+++ Entries shown

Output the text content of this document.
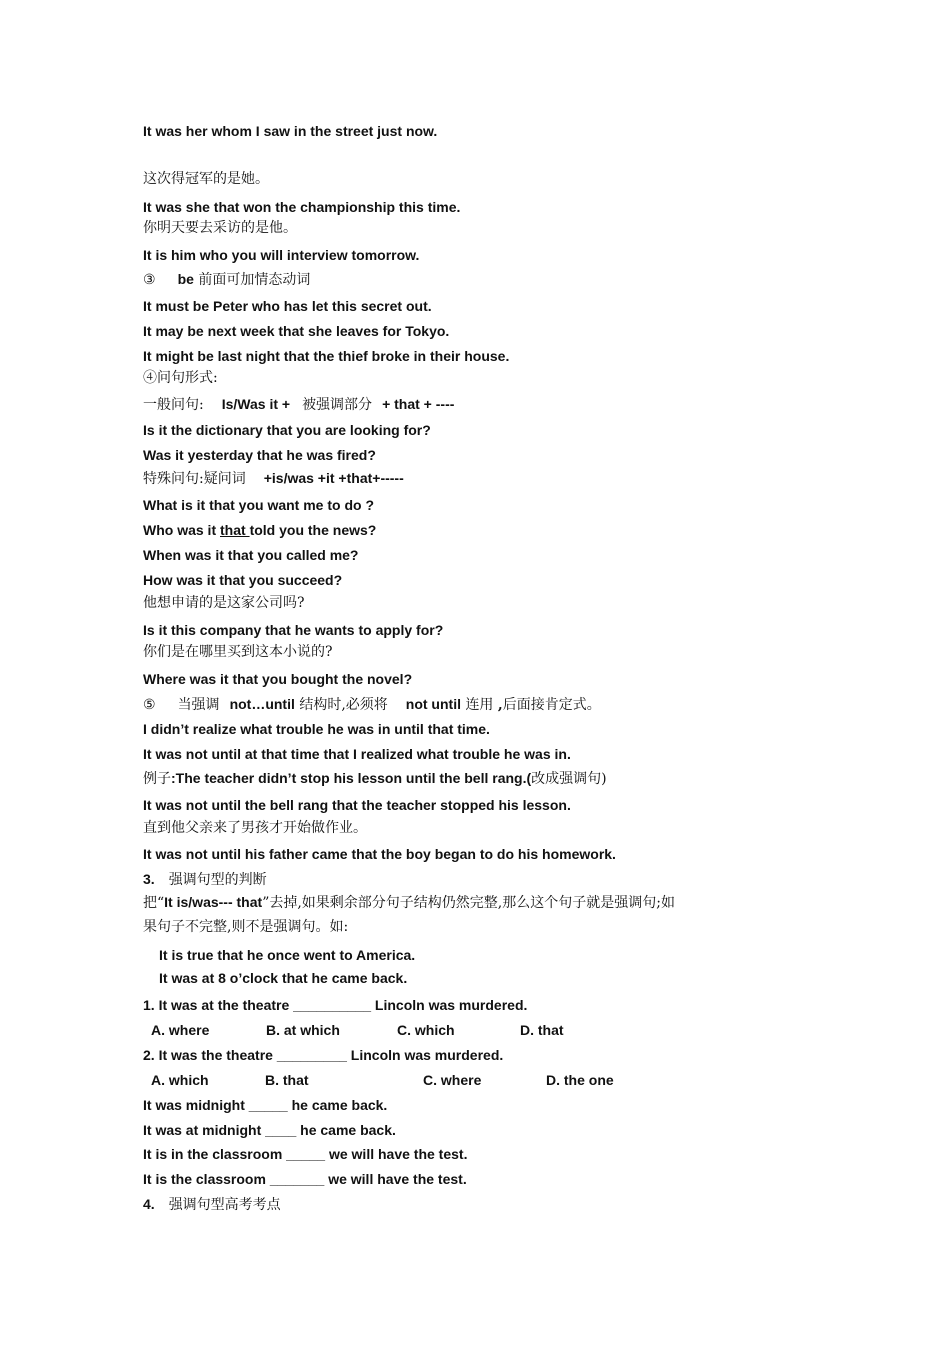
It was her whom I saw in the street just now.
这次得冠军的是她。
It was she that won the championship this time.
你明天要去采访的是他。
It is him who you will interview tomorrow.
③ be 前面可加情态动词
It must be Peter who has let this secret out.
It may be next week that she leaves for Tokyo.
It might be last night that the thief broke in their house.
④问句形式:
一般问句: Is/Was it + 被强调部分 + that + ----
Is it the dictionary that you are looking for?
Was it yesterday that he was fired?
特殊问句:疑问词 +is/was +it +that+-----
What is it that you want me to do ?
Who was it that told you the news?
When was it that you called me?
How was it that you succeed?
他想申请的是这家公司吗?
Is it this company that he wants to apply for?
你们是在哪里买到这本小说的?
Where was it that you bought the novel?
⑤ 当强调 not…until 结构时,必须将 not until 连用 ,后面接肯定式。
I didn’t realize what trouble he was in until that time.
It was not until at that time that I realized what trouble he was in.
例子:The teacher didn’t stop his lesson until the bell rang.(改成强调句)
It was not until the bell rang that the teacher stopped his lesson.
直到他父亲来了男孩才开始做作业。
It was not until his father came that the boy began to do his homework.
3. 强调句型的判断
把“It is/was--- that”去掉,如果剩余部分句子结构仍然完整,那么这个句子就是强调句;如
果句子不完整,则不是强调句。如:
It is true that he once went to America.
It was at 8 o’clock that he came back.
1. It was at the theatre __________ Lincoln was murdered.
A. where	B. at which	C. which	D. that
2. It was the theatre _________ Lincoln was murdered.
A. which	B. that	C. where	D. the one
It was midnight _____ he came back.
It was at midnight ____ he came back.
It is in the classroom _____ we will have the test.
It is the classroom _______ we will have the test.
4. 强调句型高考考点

++++++
+++ Entries shown

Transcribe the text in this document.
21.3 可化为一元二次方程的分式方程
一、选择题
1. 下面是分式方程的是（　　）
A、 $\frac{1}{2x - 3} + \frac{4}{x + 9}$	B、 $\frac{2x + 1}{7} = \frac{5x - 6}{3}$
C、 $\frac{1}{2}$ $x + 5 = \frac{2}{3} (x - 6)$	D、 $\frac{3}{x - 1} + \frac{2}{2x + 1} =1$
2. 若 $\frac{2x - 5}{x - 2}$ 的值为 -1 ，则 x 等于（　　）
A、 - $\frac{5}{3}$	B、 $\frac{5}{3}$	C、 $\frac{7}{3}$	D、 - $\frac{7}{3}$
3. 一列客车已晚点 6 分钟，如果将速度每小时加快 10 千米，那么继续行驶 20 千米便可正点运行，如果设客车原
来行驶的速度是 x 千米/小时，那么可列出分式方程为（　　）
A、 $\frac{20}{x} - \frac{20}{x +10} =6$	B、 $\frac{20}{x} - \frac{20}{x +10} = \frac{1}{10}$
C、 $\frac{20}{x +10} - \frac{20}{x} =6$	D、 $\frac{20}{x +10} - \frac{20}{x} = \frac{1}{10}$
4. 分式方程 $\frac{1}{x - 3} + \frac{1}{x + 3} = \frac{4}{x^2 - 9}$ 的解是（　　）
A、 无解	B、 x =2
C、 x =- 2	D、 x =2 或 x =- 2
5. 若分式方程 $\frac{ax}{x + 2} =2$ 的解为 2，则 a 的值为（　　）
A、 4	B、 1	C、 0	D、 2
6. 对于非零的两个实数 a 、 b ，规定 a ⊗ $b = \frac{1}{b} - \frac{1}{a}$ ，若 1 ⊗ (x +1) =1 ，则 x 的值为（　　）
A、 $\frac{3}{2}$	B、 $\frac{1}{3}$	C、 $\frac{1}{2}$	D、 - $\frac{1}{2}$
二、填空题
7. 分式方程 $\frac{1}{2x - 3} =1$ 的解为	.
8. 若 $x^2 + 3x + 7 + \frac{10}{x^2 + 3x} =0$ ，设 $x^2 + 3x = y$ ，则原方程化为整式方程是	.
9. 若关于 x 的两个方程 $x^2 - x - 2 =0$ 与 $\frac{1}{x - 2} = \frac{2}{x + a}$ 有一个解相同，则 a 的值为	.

++++++
+++ Entries shown

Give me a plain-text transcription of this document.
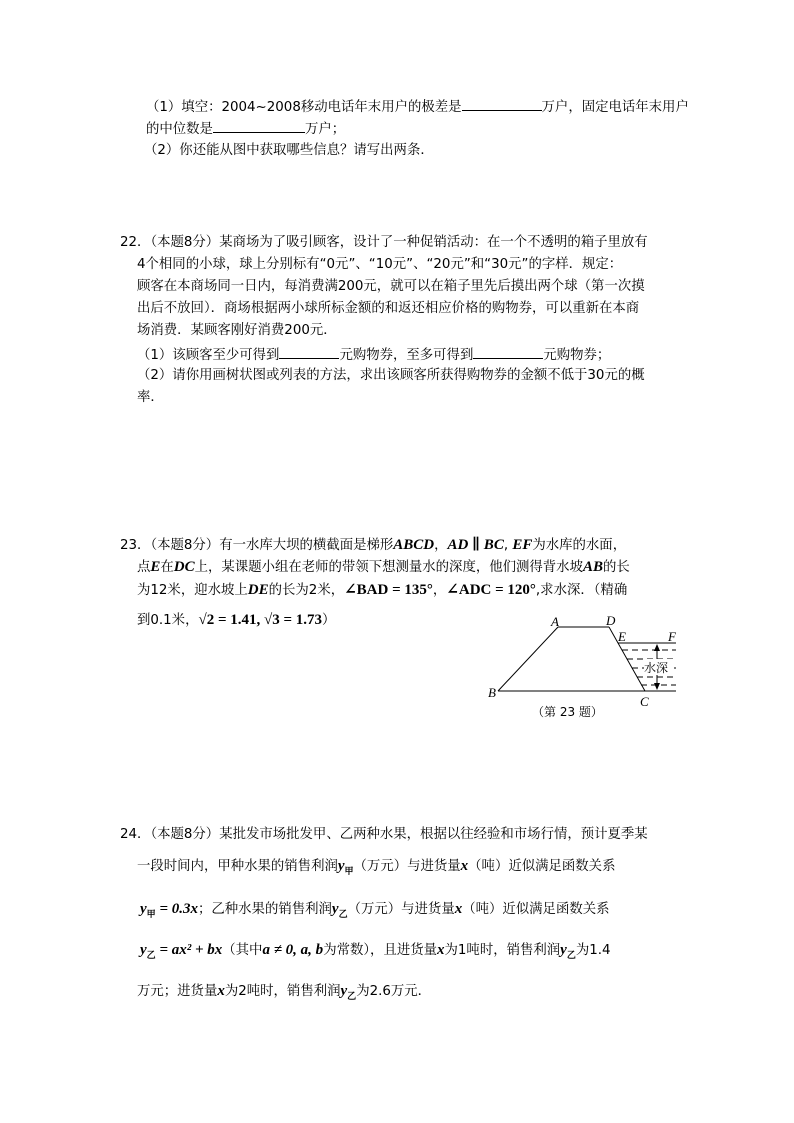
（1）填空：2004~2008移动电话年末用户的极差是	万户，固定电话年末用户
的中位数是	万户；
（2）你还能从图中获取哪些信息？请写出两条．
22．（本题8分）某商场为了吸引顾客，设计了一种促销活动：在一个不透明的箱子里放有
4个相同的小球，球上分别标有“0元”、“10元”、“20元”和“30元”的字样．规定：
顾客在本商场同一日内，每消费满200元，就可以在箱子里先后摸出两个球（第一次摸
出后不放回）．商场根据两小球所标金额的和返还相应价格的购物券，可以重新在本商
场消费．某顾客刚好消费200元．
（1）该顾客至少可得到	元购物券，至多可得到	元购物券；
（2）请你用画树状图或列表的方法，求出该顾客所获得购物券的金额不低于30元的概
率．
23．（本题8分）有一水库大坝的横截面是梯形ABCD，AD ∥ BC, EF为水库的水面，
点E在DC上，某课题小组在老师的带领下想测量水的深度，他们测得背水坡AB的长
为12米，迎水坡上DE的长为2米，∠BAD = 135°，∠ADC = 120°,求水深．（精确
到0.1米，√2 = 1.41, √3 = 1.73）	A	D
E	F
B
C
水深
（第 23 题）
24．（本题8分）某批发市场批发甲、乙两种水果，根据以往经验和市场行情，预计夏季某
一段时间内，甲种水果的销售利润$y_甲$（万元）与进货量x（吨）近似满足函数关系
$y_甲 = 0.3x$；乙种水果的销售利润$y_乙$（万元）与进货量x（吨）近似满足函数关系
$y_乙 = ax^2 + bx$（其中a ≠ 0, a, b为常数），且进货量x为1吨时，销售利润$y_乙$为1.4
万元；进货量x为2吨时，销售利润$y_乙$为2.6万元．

++++++

Return all the lines that contain the string "theatre".

1. It was at the theatre __________ Lincoln was murdered.
2. It was the theatre _________ Lincoln was murdered.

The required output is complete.